Stored entries:
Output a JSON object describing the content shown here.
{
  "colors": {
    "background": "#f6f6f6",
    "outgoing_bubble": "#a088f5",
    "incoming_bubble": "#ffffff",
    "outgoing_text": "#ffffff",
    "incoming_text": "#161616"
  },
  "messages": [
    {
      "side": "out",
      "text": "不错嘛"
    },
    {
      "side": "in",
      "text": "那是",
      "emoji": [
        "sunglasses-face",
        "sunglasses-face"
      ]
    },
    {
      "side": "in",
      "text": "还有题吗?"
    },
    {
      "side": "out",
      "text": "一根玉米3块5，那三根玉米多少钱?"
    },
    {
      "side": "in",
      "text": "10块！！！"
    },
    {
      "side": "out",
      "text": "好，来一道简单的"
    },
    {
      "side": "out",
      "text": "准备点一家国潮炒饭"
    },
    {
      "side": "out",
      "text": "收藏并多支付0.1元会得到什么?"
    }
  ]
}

- **Do this**
The lines above should be duplicated exactly.

- **Exercise result**
Output a JSON object describing the content shown here.
{
  "colors": {
    "background": "#f6f6f6",
    "outgoing_bubble": "#a088f5",
    "incoming_bubble": "#ffffff",
    "outgoing_text": "#ffffff",
    "incoming_text": "#161616"
  },
  "messages": [
    {
      "side": "out",
      "text": "不错嘛"
    },
    {
      "side": "in",
      "text": "那是",
      "emoji": [
        "sunglasses-face",
        "sunglasses-face"
      ]
    },
    {
      "side": "in",
      "text": "还有题吗?"
    },
    {
      "side": "out",
      "text": "一根玉米3块5，那三根玉米多少钱?"
    },
    {
      "side": "in",
      "text": "10块！！！"
    },
    {
      "side": "out",
      "text": "好，来一道简单的"
    },
    {
      "side": "out",
      "text": "准备点一家国潮炒饭"
    },
    {
      "side": "out",
      "text": "收藏并多支付0.1元会得到什么?"
    }
  ]
}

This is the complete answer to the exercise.